╭─ Input rows
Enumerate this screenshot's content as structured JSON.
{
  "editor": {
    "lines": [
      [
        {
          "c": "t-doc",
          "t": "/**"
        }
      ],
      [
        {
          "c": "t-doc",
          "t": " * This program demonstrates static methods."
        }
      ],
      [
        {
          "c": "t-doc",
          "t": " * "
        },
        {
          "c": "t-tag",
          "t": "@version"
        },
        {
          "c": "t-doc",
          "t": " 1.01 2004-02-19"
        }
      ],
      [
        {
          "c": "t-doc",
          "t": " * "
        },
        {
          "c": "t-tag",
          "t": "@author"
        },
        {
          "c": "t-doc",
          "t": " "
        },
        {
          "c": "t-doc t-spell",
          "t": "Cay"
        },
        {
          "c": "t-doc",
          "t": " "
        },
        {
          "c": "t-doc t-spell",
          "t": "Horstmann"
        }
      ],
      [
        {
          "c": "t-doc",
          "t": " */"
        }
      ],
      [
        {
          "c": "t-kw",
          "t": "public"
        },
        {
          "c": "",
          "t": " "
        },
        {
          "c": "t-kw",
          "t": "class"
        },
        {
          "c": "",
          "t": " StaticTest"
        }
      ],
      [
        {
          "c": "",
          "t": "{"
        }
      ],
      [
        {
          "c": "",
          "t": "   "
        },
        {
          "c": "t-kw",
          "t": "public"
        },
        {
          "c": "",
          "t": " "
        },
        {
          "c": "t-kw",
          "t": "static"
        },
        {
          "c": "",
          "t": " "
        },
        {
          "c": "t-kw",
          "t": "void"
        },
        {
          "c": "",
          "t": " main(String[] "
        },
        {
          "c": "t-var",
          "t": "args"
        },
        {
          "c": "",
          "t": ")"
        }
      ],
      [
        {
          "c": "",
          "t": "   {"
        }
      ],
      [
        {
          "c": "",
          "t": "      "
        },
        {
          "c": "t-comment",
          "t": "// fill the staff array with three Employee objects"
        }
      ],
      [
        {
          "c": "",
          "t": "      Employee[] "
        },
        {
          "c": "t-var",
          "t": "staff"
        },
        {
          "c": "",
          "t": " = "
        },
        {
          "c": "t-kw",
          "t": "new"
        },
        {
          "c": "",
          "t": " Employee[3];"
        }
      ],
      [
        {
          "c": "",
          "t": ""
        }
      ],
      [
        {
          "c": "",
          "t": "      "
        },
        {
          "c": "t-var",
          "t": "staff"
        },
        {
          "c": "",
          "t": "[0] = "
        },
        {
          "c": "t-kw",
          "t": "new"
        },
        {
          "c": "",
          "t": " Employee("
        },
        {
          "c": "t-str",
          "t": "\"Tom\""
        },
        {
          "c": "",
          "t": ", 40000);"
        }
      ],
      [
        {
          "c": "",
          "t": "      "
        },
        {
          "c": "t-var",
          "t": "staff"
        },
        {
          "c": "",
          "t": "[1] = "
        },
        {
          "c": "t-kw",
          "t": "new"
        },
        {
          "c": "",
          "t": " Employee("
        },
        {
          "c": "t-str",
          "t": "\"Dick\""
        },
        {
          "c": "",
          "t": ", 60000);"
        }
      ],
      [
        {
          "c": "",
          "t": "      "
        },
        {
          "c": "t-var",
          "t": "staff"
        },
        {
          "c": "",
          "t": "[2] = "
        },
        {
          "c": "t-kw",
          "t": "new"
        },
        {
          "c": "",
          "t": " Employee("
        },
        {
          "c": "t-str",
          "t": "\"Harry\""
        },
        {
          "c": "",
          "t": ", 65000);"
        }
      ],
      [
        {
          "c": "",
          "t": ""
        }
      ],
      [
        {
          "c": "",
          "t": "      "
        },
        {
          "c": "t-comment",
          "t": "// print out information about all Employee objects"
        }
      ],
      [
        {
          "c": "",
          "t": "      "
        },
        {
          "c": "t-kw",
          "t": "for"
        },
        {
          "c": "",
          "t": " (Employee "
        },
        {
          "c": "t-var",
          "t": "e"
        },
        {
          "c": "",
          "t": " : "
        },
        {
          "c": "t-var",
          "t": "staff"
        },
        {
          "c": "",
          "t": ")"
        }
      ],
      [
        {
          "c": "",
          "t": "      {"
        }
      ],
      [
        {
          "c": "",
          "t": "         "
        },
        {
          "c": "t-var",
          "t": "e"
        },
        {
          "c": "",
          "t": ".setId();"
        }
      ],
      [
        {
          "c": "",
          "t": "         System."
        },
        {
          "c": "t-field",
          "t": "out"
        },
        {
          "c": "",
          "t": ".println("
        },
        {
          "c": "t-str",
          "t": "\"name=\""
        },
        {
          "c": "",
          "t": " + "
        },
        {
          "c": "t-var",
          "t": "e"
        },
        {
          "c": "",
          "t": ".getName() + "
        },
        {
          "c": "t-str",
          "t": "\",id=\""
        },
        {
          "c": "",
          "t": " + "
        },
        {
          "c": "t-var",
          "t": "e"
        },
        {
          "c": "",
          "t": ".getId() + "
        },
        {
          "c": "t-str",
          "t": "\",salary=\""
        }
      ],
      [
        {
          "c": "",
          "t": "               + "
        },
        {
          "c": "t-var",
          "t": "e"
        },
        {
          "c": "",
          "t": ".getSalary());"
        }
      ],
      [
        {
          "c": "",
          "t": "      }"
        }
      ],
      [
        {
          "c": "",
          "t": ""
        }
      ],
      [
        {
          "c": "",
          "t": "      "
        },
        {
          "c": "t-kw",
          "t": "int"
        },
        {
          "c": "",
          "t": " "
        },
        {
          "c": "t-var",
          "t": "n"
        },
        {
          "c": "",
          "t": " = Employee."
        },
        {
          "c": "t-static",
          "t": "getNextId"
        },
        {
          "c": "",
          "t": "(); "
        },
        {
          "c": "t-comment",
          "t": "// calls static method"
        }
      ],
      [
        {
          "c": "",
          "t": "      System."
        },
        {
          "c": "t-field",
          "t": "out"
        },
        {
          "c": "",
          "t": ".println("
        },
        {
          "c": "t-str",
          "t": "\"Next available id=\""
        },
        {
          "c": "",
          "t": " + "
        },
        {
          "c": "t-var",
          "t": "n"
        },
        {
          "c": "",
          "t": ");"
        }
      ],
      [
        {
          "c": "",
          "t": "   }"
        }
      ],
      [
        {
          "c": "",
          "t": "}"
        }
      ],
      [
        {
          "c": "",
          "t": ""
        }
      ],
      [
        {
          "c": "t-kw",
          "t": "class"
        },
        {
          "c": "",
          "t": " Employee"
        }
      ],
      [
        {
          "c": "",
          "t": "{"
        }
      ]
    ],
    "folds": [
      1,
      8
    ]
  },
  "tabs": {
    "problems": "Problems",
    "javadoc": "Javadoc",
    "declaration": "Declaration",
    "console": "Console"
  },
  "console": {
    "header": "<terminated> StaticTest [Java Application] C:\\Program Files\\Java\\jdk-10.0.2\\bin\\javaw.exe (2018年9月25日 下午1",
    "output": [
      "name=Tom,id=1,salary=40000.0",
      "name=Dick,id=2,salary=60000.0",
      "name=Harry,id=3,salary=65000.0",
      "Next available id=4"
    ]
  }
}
╰─
[Requirement]:
In full and verbatim, repeat the records given above.

[Exercise output]:
Enumerate this screenshot's content as structured JSON.
{
  "editor": {
    "lines": [
      [
        {
          "c": "t-doc",
          "t": "/**"
        }
      ],
      [
        {
          "c": "t-doc",
          "t": " * This program demonstrates static methods."
        }
      ],
      [
        {
          "c": "t-doc",
          "t": " * "
        },
        {
          "c": "t-tag",
          "t": "@version"
        },
        {
          "c": "t-doc",
          "t": " 1.01 2004-02-19"
        }
      ],
      [
        {
          "c": "t-doc",
          "t": " * "
        },
        {
          "c": "t-tag",
          "t": "@author"
        },
        {
          "c": "t-doc",
          "t": " "
        },
        {
          "c": "t-doc t-spell",
          "t": "Cay"
        },
        {
          "c": "t-doc",
          "t": " "
        },
        {
          "c": "t-doc t-spell",
          "t": "Horstmann"
        }
      ],
      [
        {
          "c": "t-doc",
          "t": " */"
        }
      ],
      [
        {
          "c": "t-kw",
          "t": "public"
        },
        {
          "c": "",
          "t": " "
        },
        {
          "c": "t-kw",
          "t": "class"
        },
        {
          "c": "",
          "t": " StaticTest"
        }
      ],
      [
        {
          "c": "",
          "t": "{"
        }
      ],
      [
        {
          "c": "",
          "t": "   "
        },
        {
          "c": "t-kw",
          "t": "public"
        },
        {
          "c": "",
          "t": " "
        },
        {
          "c": "t-kw",
          "t": "static"
        },
        {
          "c": "",
          "t": " "
        },
        {
          "c": "t-kw",
          "t": "void"
        },
        {
          "c": "",
          "t": " main(String[] "
        },
        {
          "c": "t-var",
          "t": "args"
        },
        {
          "c": "",
          "t": ")"
        }
      ],
      [
        {
          "c": "",
          "t": "   {"
        }
      ],
      [
        {
          "c": "",
          "t": "      "
        },
        {
          "c": "t-comment",
          "t": "// fill the staff array with three Employee objects"
        }
      ],
      [
        {
          "c": "",
          "t": "      Employee[] "
        },
        {
          "c": "t-var",
          "t": "staff"
        },
        {
          "c": "",
          "t": " = "
        },
        {
          "c": "t-kw",
          "t": "new"
        },
        {
          "c": "",
          "t": " Employee[3];"
        }
      ],
      [
        {
          "c": "",
          "t": ""
        }
      ],
      [
        {
          "c": "",
          "t": "      "
        },
        {
          "c": "t-var",
          "t": "staff"
        },
        {
          "c": "",
          "t": "[0] = "
        },
        {
          "c": "t-kw",
          "t": "new"
        },
        {
          "c": "",
          "t": " Employee("
        },
        {
          "c": "t-str",
          "t": "\"Tom\""
        },
        {
          "c": "",
          "t": ", 40000);"
        }
      ],
      [
        {
          "c": "",
          "t": "      "
        },
        {
          "c": "t-var",
          "t": "staff"
        },
        {
          "c": "",
          "t": "[1] = "
        },
        {
          "c": "t-kw",
          "t": "new"
        },
        {
          "c": "",
          "t": " Employee("
        },
        {
          "c": "t-str",
          "t": "\"Dick\""
        },
        {
          "c": "",
          "t": ", 60000);"
        }
      ],
      [
        {
          "c": "",
          "t": "      "
        },
        {
          "c": "t-var",
          "t": "staff"
        },
        {
          "c": "",
          "t": "[2] = "
        },
        {
          "c": "t-kw",
          "t": "new"
        },
        {
          "c": "",
          "t": " Employee("
        },
        {
          "c": "t-str",
          "t": "\"Harry\""
        },
        {
          "c": "",
          "t": ", 65000);"
        }
      ],
      [
        {
          "c": "",
          "t": ""
        }
      ],
      [
        {
          "c": "",
          "t": "      "
        },
        {
          "c": "t-comment",
          "t": "// print out information about all Employee objects"
        }
      ],
      [
        {
          "c": "",
          "t": "      "
        },
        {
          "c": "t-kw",
          "t": "for"
        },
        {
          "c": "",
          "t": " (Employee "
        },
        {
          "c": "t-var",
          "t": "e"
        },
        {
          "c": "",
          "t": " : "
        },
        {
          "c": "t-var",
          "t": "staff"
        },
        {
          "c": "",
          "t": ")"
        }
      ],
      [
        {
          "c": "",
          "t": "      {"
        }
      ],
      [
        {
          "c": "",
          "t": "         "
        },
        {
          "c": "t-var",
          "t": "e"
        },
        {
          "c": "",
          "t": ".setId();"
        }
      ],
      [
        {
          "c": "",
          "t": "         System."
        },
        {
          "c": "t-field",
          "t": "out"
        },
        {
          "c": "",
          "t": ".println("
        },
        {
          "c": "t-str",
          "t": "\"name=\""
        },
        {
          "c": "",
          "t": " + "
        },
        {
          "c": "t-var",
          "t": "e"
        },
        {
          "c": "",
          "t": ".getName() + "
        },
        {
          "c": "t-str",
          "t": "\",id=\""
        },
        {
          "c": "",
          "t": " + "
        },
        {
          "c": "t-var",
          "t": "e"
        },
        {
          "c": "",
          "t": ".getId() + "
        },
        {
          "c": "t-str",
          "t": "\",salary=\""
        }
      ],
      [
        {
          "c": "",
          "t": "               + "
        },
        {
          "c": "t-var",
          "t": "e"
        },
        {
          "c": "",
          "t": ".getSalary());"
        }
      ],
      [
        {
          "c": "",
          "t": "      }"
        }
      ],
      [
        {
          "c": "",
          "t": ""
        }
      ],
      [
        {
          "c": "",
          "t": "      "
        },
        {
          "c": "t-kw",
          "t": "int"
        },
        {
          "c": "",
          "t": " "
        },
        {
          "c": "t-var",
          "t": "n"
        },
        {
          "c": "",
          "t": " = Employee."
        },
        {
          "c": "t-static",
          "t": "getNextId"
        },
        {
          "c": "",
          "t": "(); "
        },
        {
          "c": "t-comment",
          "t": "// calls static method"
        }
      ],
      [
        {
          "c": "",
          "t": "      System."
        },
        {
          "c": "t-field",
          "t": "out"
        },
        {
          "c": "",
          "t": ".println("
        },
        {
          "c": "t-str",
          "t": "\"Next available id=\""
        },
        {
          "c": "",
          "t": " + "
        },
        {
          "c": "t-var",
          "t": "n"
        },
        {
          "c": "",
          "t": ");"
        }
      ],
      [
        {
          "c": "",
          "t": "   }"
        }
      ],
      [
        {
          "c": "",
          "t": "}"
        }
      ],
      [
        {
          "c": "",
          "t": ""
        }
      ],
      [
        {
          "c": "t-kw",
          "t": "class"
        },
        {
          "c": "",
          "t": " Employee"
        }
      ],
      [
        {
          "c": "",
          "t": "{"
        }
      ]
    ],
    "folds": [
      1,
      8
    ]
  },
  "tabs": {
    "problems": "Problems",
    "javadoc": "Javadoc",
    "declaration": "Declaration",
    "console": "Console"
  },
  "console": {
    "header": "<terminated> StaticTest [Java Application] C:\\Program Files\\Java\\jdk-10.0.2\\bin\\javaw.exe (2018年9月25日 下午1",
    "output": [
      "name=Tom,id=1,salary=40000.0",
      "name=Dick,id=2,salary=60000.0",
      "name=Harry,id=3,salary=65000.0",
      "Next available id=4"
    ]
  }
}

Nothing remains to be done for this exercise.